**GIVEN TASK:** Filter the listing below, copying every line in which the word "etiam" appears.

Data extracted from a collection:
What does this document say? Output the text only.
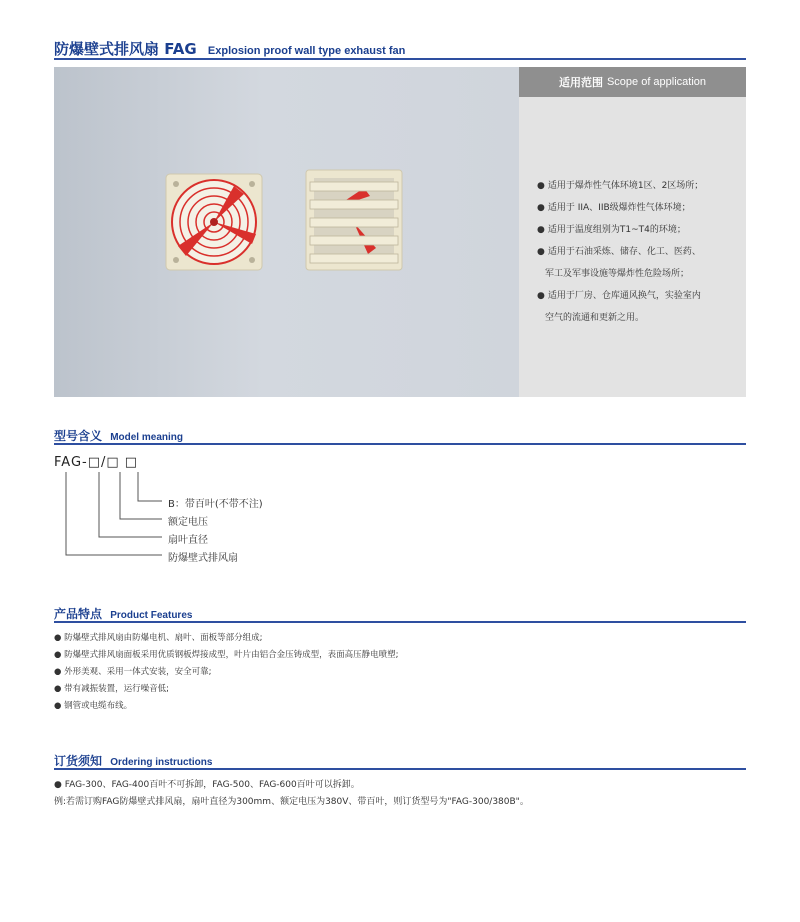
防爆壁式排风扇 FAG Explosion proof wall type exhaust fan
适用范围 Scope of application
● 适用于爆炸性气体环境1区、2区场所；
● 适用于 IIA、IIB级爆炸性气体环境；
● 适用于温度组别为T1~T4的环境；
● 适用于石油采炼、储存、化工、医药、
军工及军事设施等爆炸性危险场所；
● 适用于厂房、仓库通风换气，实验室内
空气的流通和更新之用。
型号含义 Model meaning
FAG-□/□ □
B：带百叶(不带不注)
额定电压
扇叶直径
防爆壁式排风扇
产品特点 Product Features
● 防爆壁式排风扇由防爆电机、扇叶、面板等部分组成;
● 防爆壁式排风扇面板采用优质钢板焊接成型，叶片由铝合金压铸成型，表面高压静电喷塑;
● 外形美观、采用一体式安装，安全可靠;
● 带有减振装置，运行噪音低;
● 钢管或电缆布线。
订货须知 Ordering instructions
● FAG-300、FAG-400百叶不可拆卸，FAG-500、FAG-600百叶可以拆卸。
例:若需订购FAG防爆壁式排风扇，扇叶直径为300mm、额定电压为380V、带百叶，则订货型号为"FAG-300/380B"。
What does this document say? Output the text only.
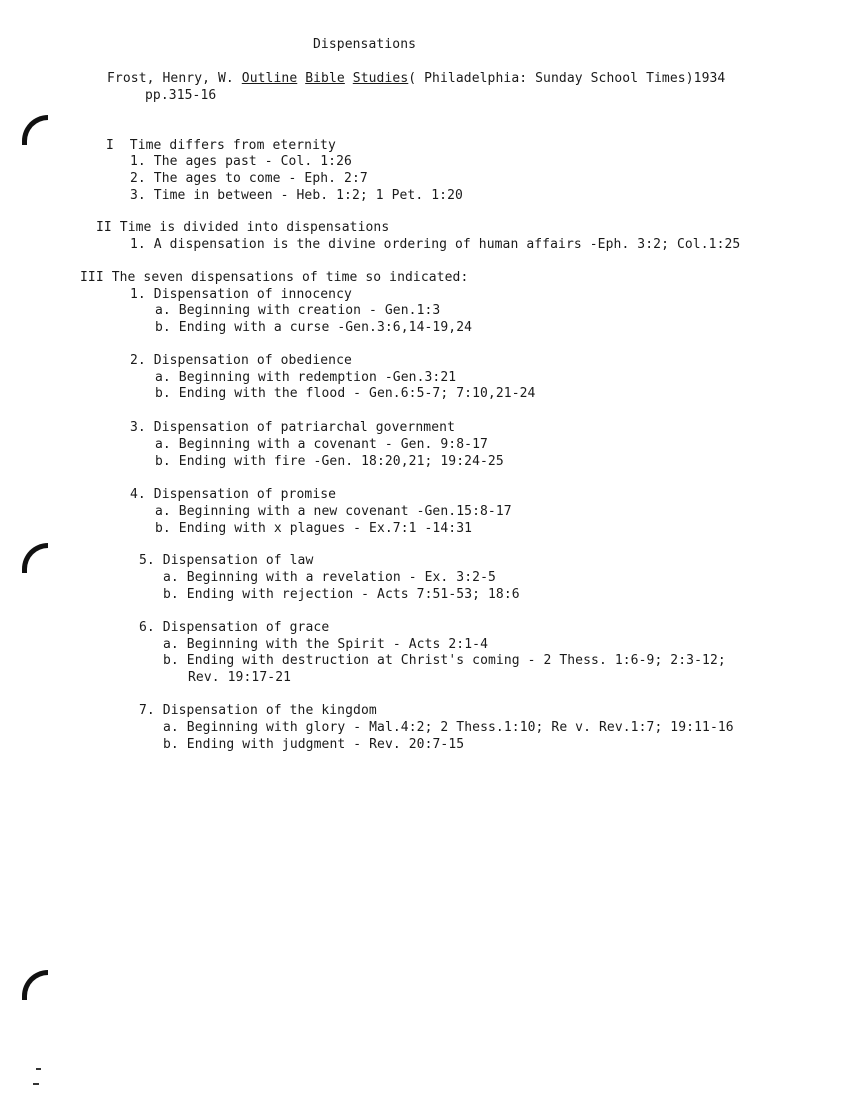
Dispensations
Frost, Henry, W. Outline Bible Studies( Philadelphia: Sunday School Times)1934
pp.315-16
I  Time differs from eternity
1. The ages past - Col. 1:26
2. The ages to come - Eph. 2:7
3. Time in between - Heb. 1:2; 1 Pet. 1:20
II Time is divided into dispensations
1. A dispensation is the divine ordering of human affairs -Eph. 3:2; Col.1:25
III The seven dispensations of time so indicated:
1. Dispensation of innocency
a. Beginning with creation - Gen.1:3
b. Ending with a curse -Gen.3:6,14-19,24
2. Dispensation of obedience
a. Beginning with redemption -Gen.3:21
b. Ending with the flood - Gen.6:5-7; 7:10,21-24
3. Dispensation of patriarchal government
a. Beginning with a covenant - Gen. 9:8-17
b. Ending with fire -Gen. 18:20,21; 19:24-25
4. Dispensation of promise
a. Beginning with a new covenant -Gen.15:8-17
b. Ending with x plagues - Ex.7:1 -14:31
5. Dispensation of law
a. Beginning with a revelation - Ex. 3:2-5
b. Ending with rejection - Acts 7:51-53; 18:6
6. Dispensation of grace
a. Beginning with the Spirit - Acts 2:1-4
b. Ending with destruction at Christ's coming - 2 Thess. 1:6-9; 2:3-12;
Rev. 19:17-21
7. Dispensation of the kingdom
a. Beginning with glory - Mal.4:2; 2 Thess.1:10; Re v. Rev.1:7; 19:11-16
b. Ending with judgment - Rev. 20:7-15
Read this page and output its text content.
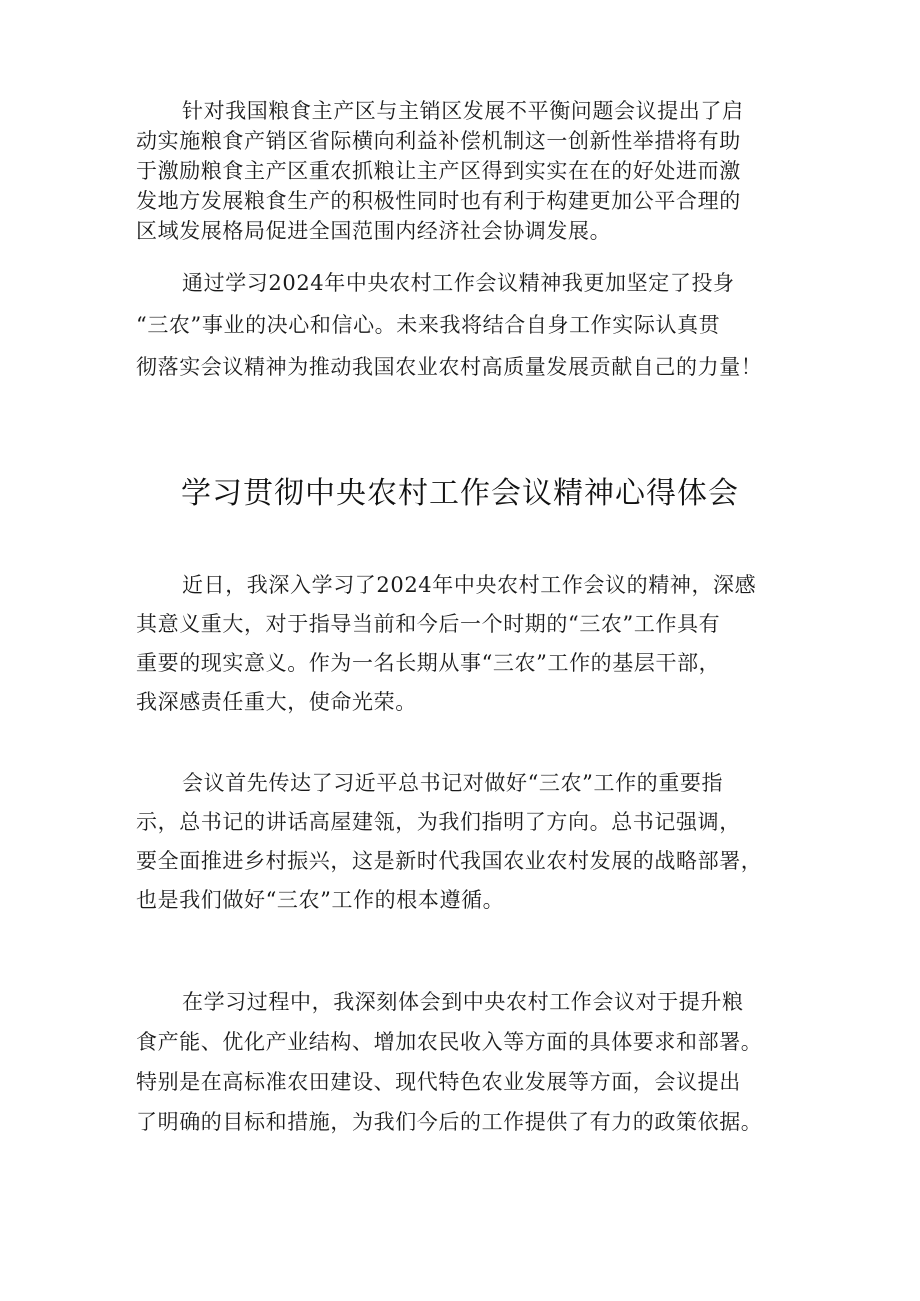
针对我国粮食主产区与主销区发展不平衡问题会议提出了启
动实施粮食产销区省际横向利益补偿机制这一创新性举措将有助
于激励粮食主产区重农抓粮让主产区得到实实在在的好处进而激
发地方发展粮食生产的积极性同时也有利于构建更加公平合理的
区域发展格局促进全国范围内经济社会协调发展。
通过学习2024年中央农村工作会议精神我更加坚定了投身
“三农”事业的决心和信心。未来我将结合自身工作实际认真贯
彻落实会议精神为推动我国农业农村高质量发展贡献自己的力量！
学习贯彻中央农村工作会议精神心得体会
近日，我深入学习了2024年中央农村工作会议的精神，深感
其意义重大，对于指导当前和今后一个时期的“三农”工作具有
重要的现实意义。作为一名长期从事“三农”工作的基层干部，
我深感责任重大，使命光荣。
会议首先传达了习近平总书记对做好“三农”工作的重要指
示，总书记的讲话高屋建瓴，为我们指明了方向。总书记强调，
要全面推进乡村振兴，这是新时代我国农业农村发展的战略部署，
也是我们做好“三农”工作的根本遵循。
在学习过程中，我深刻体会到中央农村工作会议对于提升粮
食产能、优化产业结构、增加农民收入等方面的具体要求和部署。
特别是在高标准农田建设、现代特色农业发展等方面，会议提出
了明确的目标和措施，为我们今后的工作提供了有力的政策依据。
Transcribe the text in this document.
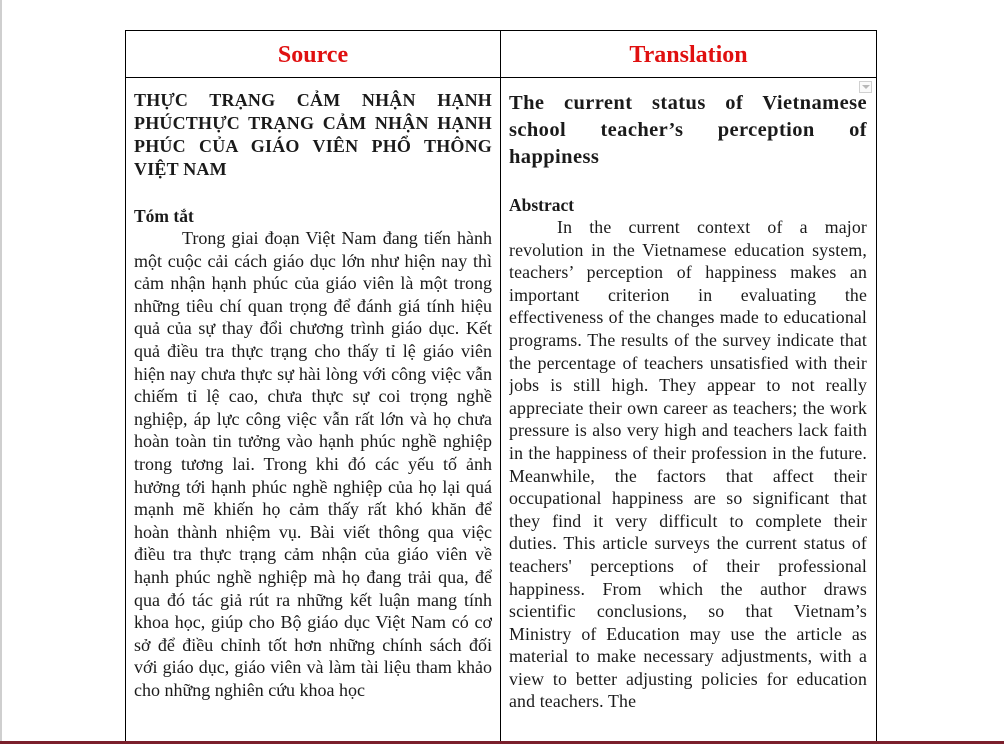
Source	Translation

THỰC TRẠNG CẢM NHẬN HẠNH PHÚCTHỰC TRẠNG CẢM NHẬN HẠNH PHÚC CỦA GIÁO VIÊN PHỔ THÔNG VIỆT NAM

Tóm tắt

Trong giai đoạn Việt Nam đang tiến hành một cuộc cải cách giáo dục lớn như hiện nay thì cảm nhận hạnh phúc của giáo viên là một trong những tiêu chí quan trọng để đánh giá tính hiệu quả của sự thay đổi chương trình giáo dục. Kết quả điều tra thực trạng cho thấy tỉ lệ giáo viên hiện nay chưa thực sự hài lòng với công việc vẫn chiếm tỉ lệ cao, chưa thực sự coi trọng nghề nghiệp, áp lực công việc vẫn rất lớn và họ chưa hoàn toàn tin tưởng vào hạnh phúc nghề nghiệp trong tương lai. Trong khi đó các yếu tố ảnh hưởng tới hạnh phúc nghề nghiệp của họ lại quá mạnh mẽ khiến họ cảm thấy rất khó khăn để hoàn thành nhiệm vụ. Bài viết thông qua việc điều tra thực trạng cảm nhận của giáo viên về hạnh phúc nghề nghiệp mà họ đang trải qua, để qua đó tác giả rút ra những kết luận mang tính khoa học, giúp cho Bộ giáo dục Việt Nam có cơ sở để điều chỉnh tốt hơn những chính sách đối với giáo dục, giáo viên và làm tài liệu tham khảo cho những nghiên cứu khoa học

The current status of Vietnamese school teacher’s perception of happiness

Abstract

In the current context of a major revolution in the Vietnamese education system, teachers’ perception of happiness makes an important criterion in evaluating the effectiveness of the changes made to educational programs. The results of the survey indicate that the percentage of teachers unsatisfied with their jobs is still high. They appear to not really appreciate their own career as teachers; the work pressure is also very high and teachers lack faith in the happiness of their profession in the future. Meanwhile, the factors that affect their occupational happiness are so significant that they find it very difficult to complete their duties. This article surveys the current status of teachers' perceptions of their professional happiness. From which the author draws scientific conclusions, so that Vietnam’s Ministry of Education may use the article as material to make necessary adjustments, with a view to better adjusting policies for education and teachers. The
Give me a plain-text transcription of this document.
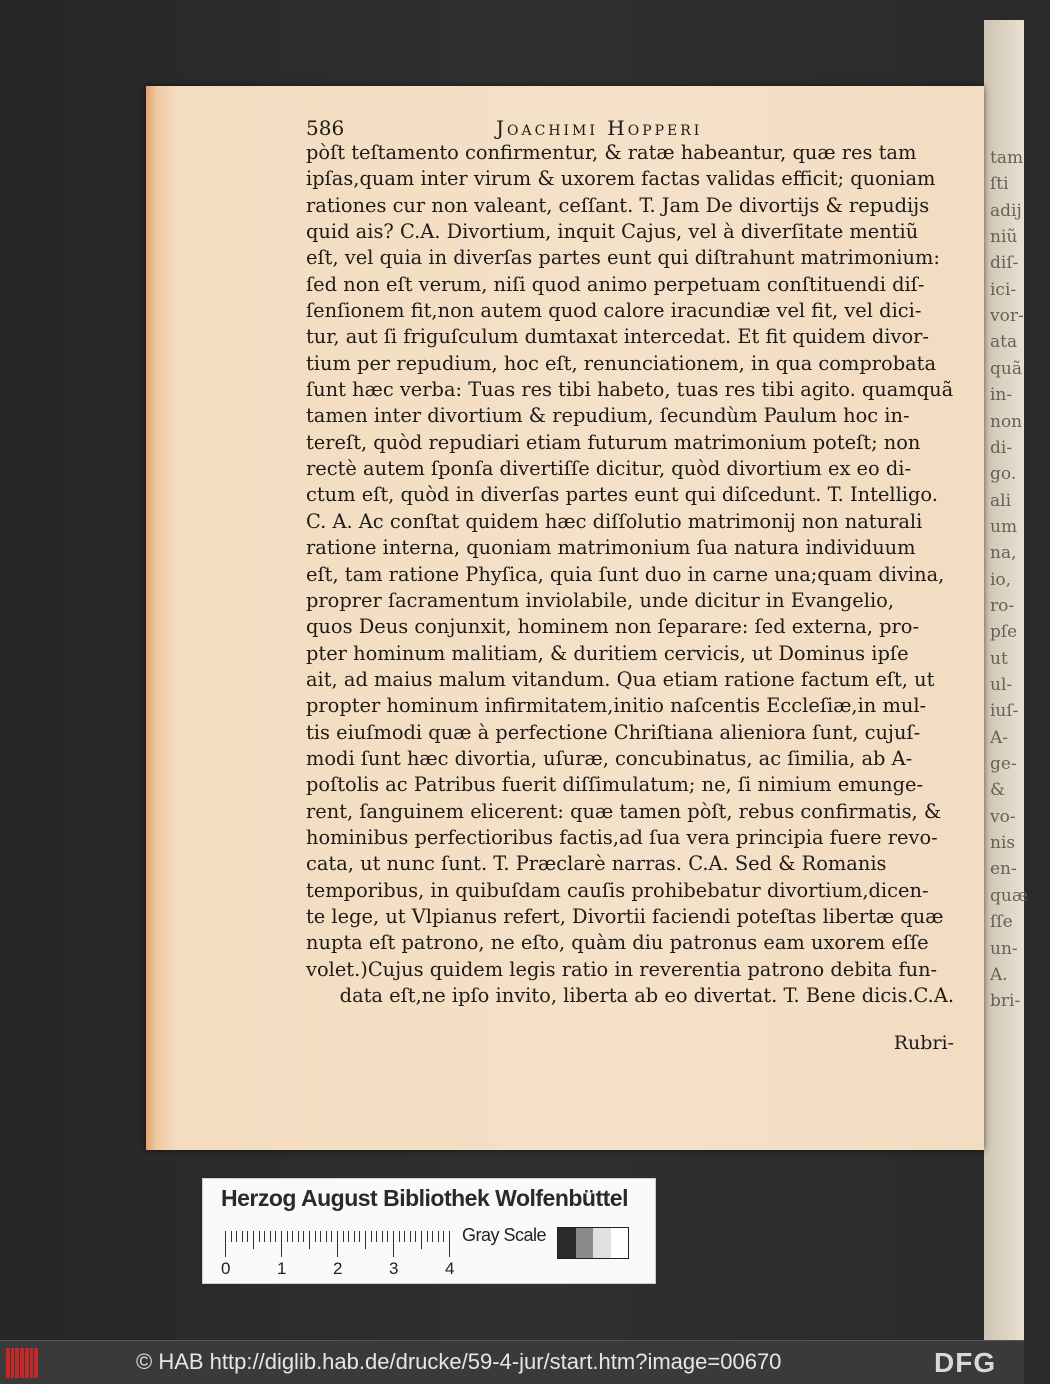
tam
ſti
adij
niũ
diſ-
ici-
vor-
ata
quã
in-
non
di-
go.
ali
um
na,
io,
ro-
pſe
ut
ul-
iuſ-
A-
ge-
&
vo-
nis
en-
quæ
ſſe
un-
A.
bri-
586	Joachimi Hopperi
pòſt teſtamento confirmentur, & ratæ habeantur, quæ res tam
ipſas,quam inter virum & uxorem factas validas efficit; quoniam
rationes cur non valeant, ceſſant. T. Jam De divortijs & repudijs
quid ais? C.A. Divortium, inquit Cajus, vel à diverſitate mentiũ
eſt, vel quia in diverſas partes eunt qui diſtrahunt matrimonium:
ſed non eſt verum, niſi quod animo perpetuam conſtituendi diſ-
ſenſionem fit,non autem quod calore iracundiæ vel fit, vel dici-
tur, aut ſi friguſculum dumtaxat intercedat. Et fit quidem divor-
tium per repudium, hoc eſt, renunciationem, in qua comprobata
ſunt hæc verba: Tuas res tibi habeto, tuas res tibi agito. quamquã
tamen inter divortium & repudium, ſecundùm Paulum hoc in-
tereſt, quòd repudiari etiam futurum matrimonium poteſt; non
rectè autem ſponſa divertiſſe dicitur, quòd divortium ex eo di-
ctum eſt, quòd in diverſas partes eunt qui diſcedunt. T. Intelligo.
C. A. Ac conſtat quidem hæc diſſolutio matrimonij non naturali
ratione interna, quoniam matrimonium ſua natura individuum
eſt, tam ratione Phyſica, quia ſunt duo in carne una;quam divina,
proprer ſacramentum inviolabile, unde dicitur in Evangelio,
quos Deus conjunxit, hominem non ſeparare: ſed externa, pro-
pter hominum malitiam, & duritiem cervicis, ut Dominus ipſe
ait, ad maius malum vitandum. Qua etiam ratione factum eſt, ut
propter hominum infirmitatem,initio naſcentis Eccleſiæ,in mul-
tis eiuſmodi quæ à perfectione Chriſtiana alieniora ſunt, cujuſ-
modi ſunt hæc divortia, uſuræ, concubinatus, ac ſimilia, ab A-
poſtolis ac Patribus fuerit diſſimulatum; ne, ſi nimium emunge-
rent, ſanguinem elicerent: quæ tamen pòſt, rebus confirmatis, &
hominibus perfectioribus factis,ad ſua vera principia fuere revo-
cata, ut nunc ſunt. T. Præclarè narras. C.A. Sed & Romanis
temporibus, in quibuſdam cauſis prohibebatur divortium,dicen-
te lege, ut Vlpianus refert, Divortii faciendi poteſtas libertæ quæ
nupta eſt patrono, ne eſto, quàm diu patronus eam uxorem eſſe
volet.)Cujus quidem legis ratio in reverentia patrono debita fun-
data eſt,ne ipſo invito, liberta ab eo divertat. T. Bene dicis.C.A.
Rubri-
Herzog August Bibliothek Wolfenbüttel
0	1	2	3	4
Gray Scale
© HAB http://diglib.hab.de/drucke/59-4-jur/start.htm?image=00670	DFG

**OUTPUT BELOW:**
tereſt, quòd repudiari etiam futurum matrimonium poteſt; non
ait, ad maius malum vitandum. Qua etiam ratione factum eſt, ut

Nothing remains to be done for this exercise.